> EXERCISE INPUTS:
################

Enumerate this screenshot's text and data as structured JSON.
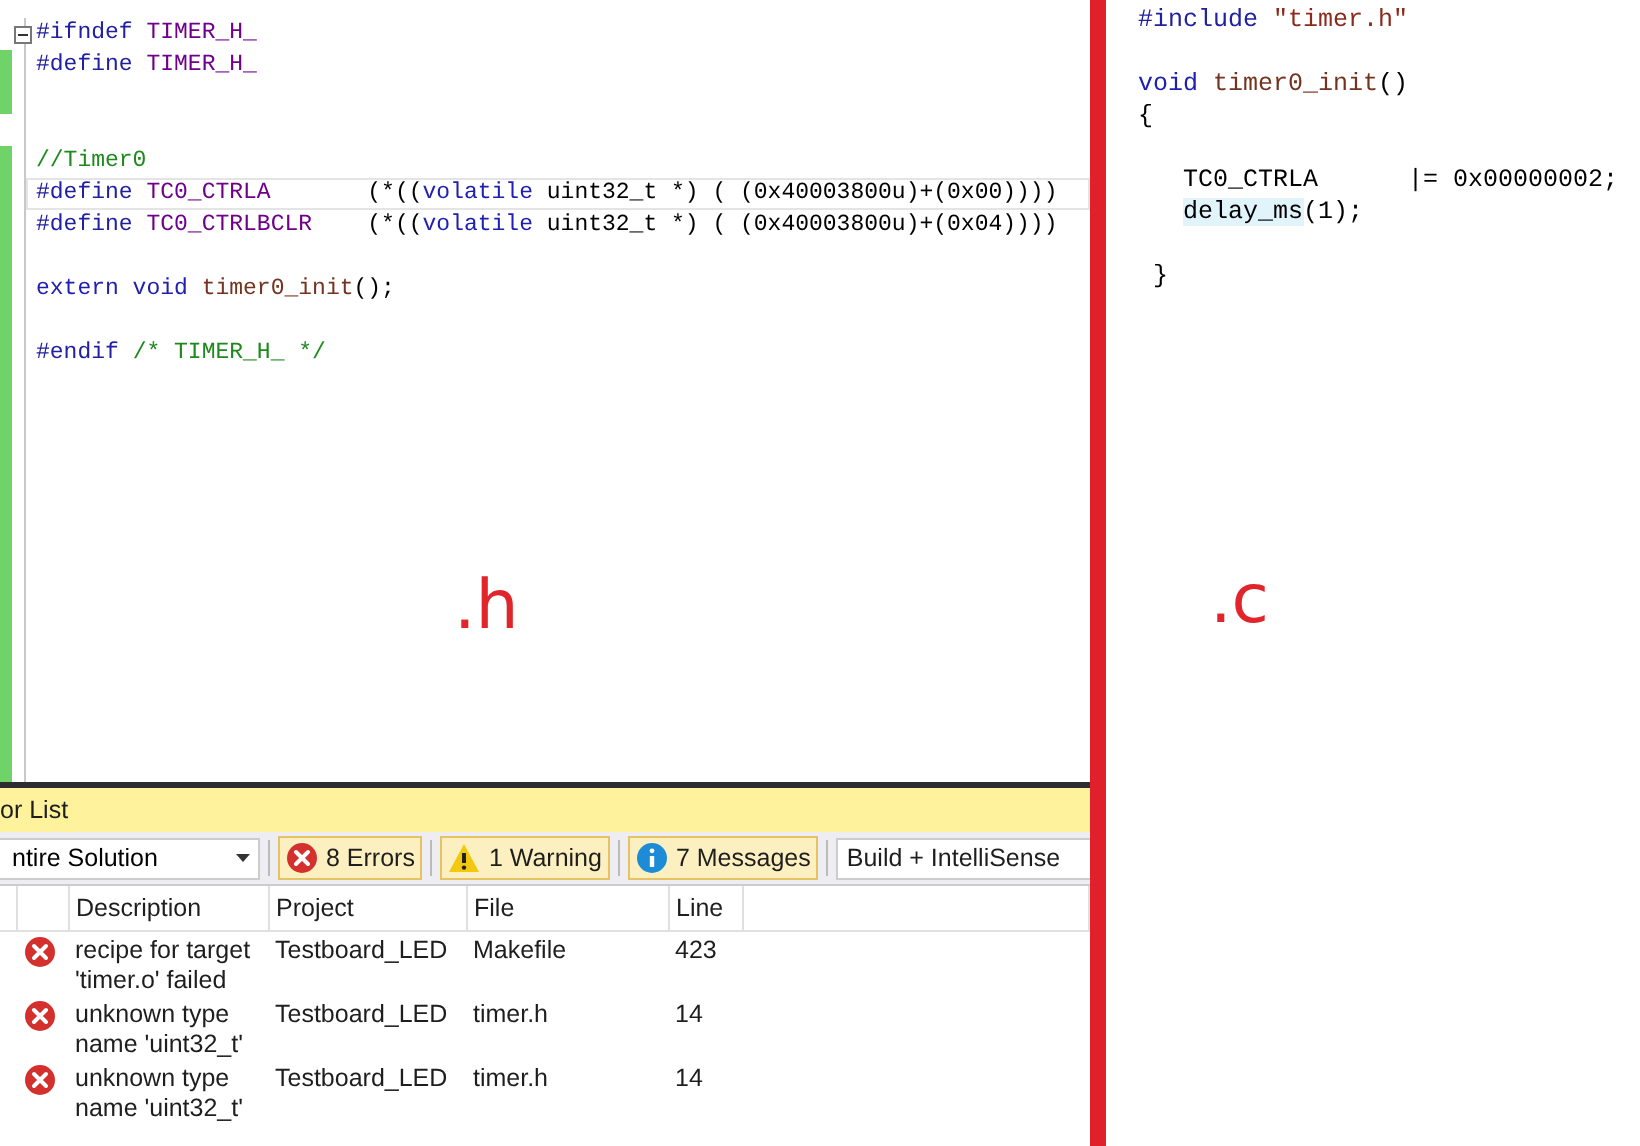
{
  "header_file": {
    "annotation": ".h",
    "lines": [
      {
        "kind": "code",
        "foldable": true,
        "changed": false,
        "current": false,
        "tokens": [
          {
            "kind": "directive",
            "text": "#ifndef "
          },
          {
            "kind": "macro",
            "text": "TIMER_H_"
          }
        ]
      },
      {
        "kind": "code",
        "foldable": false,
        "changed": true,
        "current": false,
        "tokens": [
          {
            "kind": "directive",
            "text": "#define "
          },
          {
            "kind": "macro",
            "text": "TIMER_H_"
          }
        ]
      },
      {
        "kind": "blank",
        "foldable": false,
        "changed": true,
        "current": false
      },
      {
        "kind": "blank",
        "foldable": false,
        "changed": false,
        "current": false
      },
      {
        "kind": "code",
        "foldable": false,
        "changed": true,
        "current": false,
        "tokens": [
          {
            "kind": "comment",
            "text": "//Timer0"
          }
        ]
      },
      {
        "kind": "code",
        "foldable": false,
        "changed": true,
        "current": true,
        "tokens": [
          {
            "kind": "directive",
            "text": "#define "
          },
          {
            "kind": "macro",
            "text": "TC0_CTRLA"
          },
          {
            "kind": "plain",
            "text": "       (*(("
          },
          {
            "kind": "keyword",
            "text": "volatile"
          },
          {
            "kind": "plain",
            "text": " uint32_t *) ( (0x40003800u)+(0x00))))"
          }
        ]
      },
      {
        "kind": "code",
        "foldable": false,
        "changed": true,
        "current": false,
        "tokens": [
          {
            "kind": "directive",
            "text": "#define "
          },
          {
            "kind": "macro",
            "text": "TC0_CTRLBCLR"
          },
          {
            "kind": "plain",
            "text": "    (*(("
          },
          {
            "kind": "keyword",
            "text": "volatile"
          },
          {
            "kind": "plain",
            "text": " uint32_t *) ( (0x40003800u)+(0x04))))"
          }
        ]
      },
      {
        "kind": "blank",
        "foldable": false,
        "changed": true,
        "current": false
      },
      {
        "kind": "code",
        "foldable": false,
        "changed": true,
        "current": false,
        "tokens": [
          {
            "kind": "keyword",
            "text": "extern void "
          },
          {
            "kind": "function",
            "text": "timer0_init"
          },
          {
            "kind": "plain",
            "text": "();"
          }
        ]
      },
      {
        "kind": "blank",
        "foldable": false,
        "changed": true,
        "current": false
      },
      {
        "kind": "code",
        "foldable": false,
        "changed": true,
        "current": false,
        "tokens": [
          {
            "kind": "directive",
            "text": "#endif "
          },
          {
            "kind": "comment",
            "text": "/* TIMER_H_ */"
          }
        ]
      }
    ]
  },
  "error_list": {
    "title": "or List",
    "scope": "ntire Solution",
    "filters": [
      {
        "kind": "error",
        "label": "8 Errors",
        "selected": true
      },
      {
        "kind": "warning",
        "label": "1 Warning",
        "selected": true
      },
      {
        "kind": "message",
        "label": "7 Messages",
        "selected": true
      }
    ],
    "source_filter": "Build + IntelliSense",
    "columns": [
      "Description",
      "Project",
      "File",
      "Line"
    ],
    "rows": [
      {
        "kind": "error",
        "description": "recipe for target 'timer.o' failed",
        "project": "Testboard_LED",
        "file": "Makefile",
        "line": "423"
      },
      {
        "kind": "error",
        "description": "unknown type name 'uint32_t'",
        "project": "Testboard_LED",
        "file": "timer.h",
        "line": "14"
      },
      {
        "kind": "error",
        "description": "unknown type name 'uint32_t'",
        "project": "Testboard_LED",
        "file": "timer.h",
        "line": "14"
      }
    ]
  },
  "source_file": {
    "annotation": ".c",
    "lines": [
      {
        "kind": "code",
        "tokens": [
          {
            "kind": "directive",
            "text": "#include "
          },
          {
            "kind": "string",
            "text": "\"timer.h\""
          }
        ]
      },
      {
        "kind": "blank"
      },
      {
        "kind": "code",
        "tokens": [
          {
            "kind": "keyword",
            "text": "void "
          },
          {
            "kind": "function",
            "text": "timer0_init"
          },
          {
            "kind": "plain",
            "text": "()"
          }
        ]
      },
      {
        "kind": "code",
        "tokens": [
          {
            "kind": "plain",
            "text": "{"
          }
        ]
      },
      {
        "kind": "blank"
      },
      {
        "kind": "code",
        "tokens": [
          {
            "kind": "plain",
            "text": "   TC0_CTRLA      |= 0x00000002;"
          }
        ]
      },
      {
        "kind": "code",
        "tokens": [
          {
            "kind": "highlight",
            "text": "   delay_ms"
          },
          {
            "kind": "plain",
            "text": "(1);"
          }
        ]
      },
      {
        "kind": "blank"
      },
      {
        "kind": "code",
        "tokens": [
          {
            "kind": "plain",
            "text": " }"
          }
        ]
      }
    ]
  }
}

################

> INSTRUCTIONS FOR THE TASK:
Can you retype every record above exactly, leaving out the pictures?

> EXPECTED OUTPUT:
Enumerate this screenshot's text and data as structured JSON.
{
  "header_file": {
    "annotation": ".h",
    "lines": [
      {
        "kind": "code",
        "foldable": true,
        "changed": false,
        "current": false,
        "tokens": [
          {
            "kind": "directive",
            "text": "#ifndef "
          },
          {
            "kind": "macro",
            "text": "TIMER_H_"
          }
        ]
      },
      {
        "kind": "code",
        "foldable": false,
        "changed": true,
        "current": false,
        "tokens": [
          {
            "kind": "directive",
            "text": "#define "
          },
          {
            "kind": "macro",
            "text": "TIMER_H_"
          }
        ]
      },
      {
        "kind": "blank",
        "foldable": false,
        "changed": true,
        "current": false
      },
      {
        "kind": "blank",
        "foldable": false,
        "changed": false,
        "current": false
      },
      {
        "kind": "code",
        "foldable": false,
        "changed": true,
        "current": false,
        "tokens": [
          {
            "kind": "comment",
            "text": "//Timer0"
          }
        ]
      },
      {
        "kind": "code",
        "foldable": false,
        "changed": true,
        "current": true,
        "tokens": [
          {
            "kind": "directive",
            "text": "#define "
          },
          {
            "kind": "macro",
            "text": "TC0_CTRLA"
          },
          {
            "kind": "plain",
            "text": "       (*(("
          },
          {
            "kind": "keyword",
            "text": "volatile"
          },
          {
            "kind": "plain",
            "text": " uint32_t *) ( (0x40003800u)+(0x00))))"
          }
        ]
      },
      {
        "kind": "code",
        "foldable": false,
        "changed": true,
        "current": false,
        "tokens": [
          {
            "kind": "directive",
            "text": "#define "
          },
          {
            "kind": "macro",
            "text": "TC0_CTRLBCLR"
          },
          {
            "kind": "plain",
            "text": "    (*(("
          },
          {
            "kind": "keyword",
            "text": "volatile"
          },
          {
            "kind": "plain",
            "text": " uint32_t *) ( (0x40003800u)+(0x04))))"
          }
        ]
      },
      {
        "kind": "blank",
        "foldable": false,
        "changed": true,
        "current": false
      },
      {
        "kind": "code",
        "foldable": false,
        "changed": true,
        "current": false,
        "tokens": [
          {
            "kind": "keyword",
            "text": "extern void "
          },
          {
            "kind": "function",
            "text": "timer0_init"
          },
          {
            "kind": "plain",
            "text": "();"
          }
        ]
      },
      {
        "kind": "blank",
        "foldable": false,
        "changed": true,
        "current": false
      },
      {
        "kind": "code",
        "foldable": false,
        "changed": true,
        "current": false,
        "tokens": [
          {
            "kind": "directive",
            "text": "#endif "
          },
          {
            "kind": "comment",
            "text": "/* TIMER_H_ */"
          }
        ]
      }
    ]
  },
  "error_list": {
    "title": "or List",
    "scope": "ntire Solution",
    "filters": [
      {
        "kind": "error",
        "label": "8 Errors",
        "selected": true
      },
      {
        "kind": "warning",
        "label": "1 Warning",
        "selected": true
      },
      {
        "kind": "message",
        "label": "7 Messages",
        "selected": true
      }
    ],
    "source_filter": "Build + IntelliSense",
    "columns": [
      "Description",
      "Project",
      "File",
      "Line"
    ],
    "rows": [
      {
        "kind": "error",
        "description": "recipe for target 'timer.o' failed",
        "project": "Testboard_LED",
        "file": "Makefile",
        "line": "423"
      },
      {
        "kind": "error",
        "description": "unknown type name 'uint32_t'",
        "project": "Testboard_LED",
        "file": "timer.h",
        "line": "14"
      },
      {
        "kind": "error",
        "description": "unknown type name 'uint32_t'",
        "project": "Testboard_LED",
        "file": "timer.h",
        "line": "14"
      }
    ]
  },
  "source_file": {
    "annotation": ".c",
    "lines": [
      {
        "kind": "code",
        "tokens": [
          {
            "kind": "directive",
            "text": "#include "
          },
          {
            "kind": "string",
            "text": "\"timer.h\""
          }
        ]
      },
      {
        "kind": "blank"
      },
      {
        "kind": "code",
        "tokens": [
          {
            "kind": "keyword",
            "text": "void "
          },
          {
            "kind": "function",
            "text": "timer0_init"
          },
          {
            "kind": "plain",
            "text": "()"
          }
        ]
      },
      {
        "kind": "code",
        "tokens": [
          {
            "kind": "plain",
            "text": "{"
          }
        ]
      },
      {
        "kind": "blank"
      },
      {
        "kind": "code",
        "tokens": [
          {
            "kind": "plain",
            "text": "   TC0_CTRLA      |= 0x00000002;"
          }
        ]
      },
      {
        "kind": "code",
        "tokens": [
          {
            "kind": "highlight",
            "text": "   delay_ms"
          },
          {
            "kind": "plain",
            "text": "(1);"
          }
        ]
      },
      {
        "kind": "blank"
      },
      {
        "kind": "code",
        "tokens": [
          {
            "kind": "plain",
            "text": " }"
          }
        ]
      }
    ]
  }
}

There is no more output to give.